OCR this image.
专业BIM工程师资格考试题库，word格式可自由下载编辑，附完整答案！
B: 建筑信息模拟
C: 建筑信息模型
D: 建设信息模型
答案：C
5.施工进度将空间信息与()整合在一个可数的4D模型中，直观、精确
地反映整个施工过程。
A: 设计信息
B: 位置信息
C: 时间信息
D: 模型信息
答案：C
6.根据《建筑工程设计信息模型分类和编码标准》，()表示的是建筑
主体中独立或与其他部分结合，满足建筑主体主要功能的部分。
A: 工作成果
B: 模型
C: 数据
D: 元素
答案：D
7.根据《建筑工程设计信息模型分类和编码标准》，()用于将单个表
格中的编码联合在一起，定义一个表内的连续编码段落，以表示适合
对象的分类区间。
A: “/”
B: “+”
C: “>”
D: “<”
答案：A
....
### Work required
Write out every entry again, keeping each line exactly the same.

### Task result
OCR this image.
专业BIM工程师资格考试题库，word格式可自由下载编辑，附完整答案！
B: 建筑信息模拟
C: 建筑信息模型
D: 建设信息模型
答案：C
5.施工进度将空间信息与()整合在一个可数的4D模型中，直观、精确
地反映整个施工过程。
A: 设计信息
B: 位置信息
C: 时间信息
D: 模型信息
答案：C
6.根据《建筑工程设计信息模型分类和编码标准》，()表示的是建筑
主体中独立或与其他部分结合，满足建筑主体主要功能的部分。
A: 工作成果
B: 模型
C: 数据
D: 元素
答案：D
7.根据《建筑工程设计信息模型分类和编码标准》，()用于将单个表
格中的编码联合在一起，定义一个表内的连续编码段落，以表示适合
对象的分类区间。
A: “/”
B: “+”
C: “>”
D: “<”
答案：A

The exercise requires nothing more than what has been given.